Figure dataset records:
════════════════

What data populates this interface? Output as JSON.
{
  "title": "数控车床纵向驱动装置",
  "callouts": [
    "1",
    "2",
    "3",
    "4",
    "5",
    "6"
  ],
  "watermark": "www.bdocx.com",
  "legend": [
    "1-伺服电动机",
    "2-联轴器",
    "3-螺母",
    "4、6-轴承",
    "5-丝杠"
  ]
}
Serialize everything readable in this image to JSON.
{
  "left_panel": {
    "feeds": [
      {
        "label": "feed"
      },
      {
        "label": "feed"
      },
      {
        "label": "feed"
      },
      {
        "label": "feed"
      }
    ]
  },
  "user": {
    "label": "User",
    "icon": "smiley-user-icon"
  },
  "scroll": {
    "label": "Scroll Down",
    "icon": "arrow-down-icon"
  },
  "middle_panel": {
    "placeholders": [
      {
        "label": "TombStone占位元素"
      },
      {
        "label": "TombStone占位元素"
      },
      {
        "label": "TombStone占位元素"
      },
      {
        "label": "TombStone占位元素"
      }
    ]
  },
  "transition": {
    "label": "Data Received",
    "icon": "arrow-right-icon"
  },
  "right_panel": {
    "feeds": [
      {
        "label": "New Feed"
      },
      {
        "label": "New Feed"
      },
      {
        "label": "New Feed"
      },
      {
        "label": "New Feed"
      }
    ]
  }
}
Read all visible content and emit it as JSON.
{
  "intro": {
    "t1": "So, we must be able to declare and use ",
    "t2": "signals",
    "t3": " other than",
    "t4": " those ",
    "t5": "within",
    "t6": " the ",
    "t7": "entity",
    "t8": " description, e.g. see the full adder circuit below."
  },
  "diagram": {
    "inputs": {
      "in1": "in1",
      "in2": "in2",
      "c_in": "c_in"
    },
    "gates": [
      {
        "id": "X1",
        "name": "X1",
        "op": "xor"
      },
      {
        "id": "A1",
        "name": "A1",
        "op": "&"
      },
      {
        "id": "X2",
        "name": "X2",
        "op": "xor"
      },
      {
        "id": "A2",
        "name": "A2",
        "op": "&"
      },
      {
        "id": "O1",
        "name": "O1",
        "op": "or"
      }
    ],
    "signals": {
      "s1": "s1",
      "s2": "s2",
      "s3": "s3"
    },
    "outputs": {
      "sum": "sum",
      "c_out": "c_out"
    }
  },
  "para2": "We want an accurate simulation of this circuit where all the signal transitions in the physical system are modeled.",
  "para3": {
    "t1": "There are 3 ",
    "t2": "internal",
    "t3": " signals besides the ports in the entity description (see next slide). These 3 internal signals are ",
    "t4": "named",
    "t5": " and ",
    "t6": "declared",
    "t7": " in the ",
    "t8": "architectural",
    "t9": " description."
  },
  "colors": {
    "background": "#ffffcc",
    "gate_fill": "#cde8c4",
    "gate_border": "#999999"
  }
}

════════════════

THE REQUEST: Go through the records and print each one exactly.

ANSWER TO THE TASK:
What data populates this interface? Output as JSON.
{
  "title": "数控车床纵向驱动装置",
  "callouts": [
    "1",
    "2",
    "3",
    "4",
    "5",
    "6"
  ],
  "watermark": "www.bdocx.com",
  "legend": [
    "1-伺服电动机",
    "2-联轴器",
    "3-螺母",
    "4、6-轴承",
    "5-丝杠"
  ]
}
Serialize everything readable in this image to JSON.
{
  "left_panel": {
    "feeds": [
      {
        "label": "feed"
      },
      {
        "label": "feed"
      },
      {
        "label": "feed"
      },
      {
        "label": "feed"
      }
    ]
  },
  "user": {
    "label": "User",
    "icon": "smiley-user-icon"
  },
  "scroll": {
    "label": "Scroll Down",
    "icon": "arrow-down-icon"
  },
  "middle_panel": {
    "placeholders": [
      {
        "label": "TombStone占位元素"
      },
      {
        "label": "TombStone占位元素"
      },
      {
        "label": "TombStone占位元素"
      },
      {
        "label": "TombStone占位元素"
      }
    ]
  },
  "transition": {
    "label": "Data Received",
    "icon": "arrow-right-icon"
  },
  "right_panel": {
    "feeds": [
      {
        "label": "New Feed"
      },
      {
        "label": "New Feed"
      },
      {
        "label": "New Feed"
      },
      {
        "label": "New Feed"
      }
    ]
  }
}
Read all visible content and emit it as JSON.
{
  "intro": {
    "t1": "So, we must be able to declare and use ",
    "t2": "signals",
    "t3": " other than",
    "t4": " those ",
    "t5": "within",
    "t6": " the ",
    "t7": "entity",
    "t8": " description, e.g. see the full adder circuit below."
  },
  "diagram": {
    "inputs": {
      "in1": "in1",
      "in2": "in2",
      "c_in": "c_in"
    },
    "gates": [
      {
        "id": "X1",
        "name": "X1",
        "op": "xor"
      },
      {
        "id": "A1",
        "name": "A1",
        "op": "&"
      },
      {
        "id": "X2",
        "name": "X2",
        "op": "xor"
      },
      {
        "id": "A2",
        "name": "A2",
        "op": "&"
      },
      {
        "id": "O1",
        "name": "O1",
        "op": "or"
      }
    ],
    "signals": {
      "s1": "s1",
      "s2": "s2",
      "s3": "s3"
    },
    "outputs": {
      "sum": "sum",
      "c_out": "c_out"
    }
  },
  "para2": "We want an accurate simulation of this circuit where all the signal transitions in the physical system are modeled.",
  "para3": {
    "t1": "There are 3 ",
    "t2": "internal",
    "t3": " signals besides the ports in the entity description (see next slide). These 3 internal signals are ",
    "t4": "named",
    "t5": " and ",
    "t6": "declared",
    "t7": " in the ",
    "t8": "architectural",
    "t9": " description."
  },
  "colors": {
    "background": "#ffffcc",
    "gate_fill": "#cde8c4",
    "gate_border": "#999999"
  }
}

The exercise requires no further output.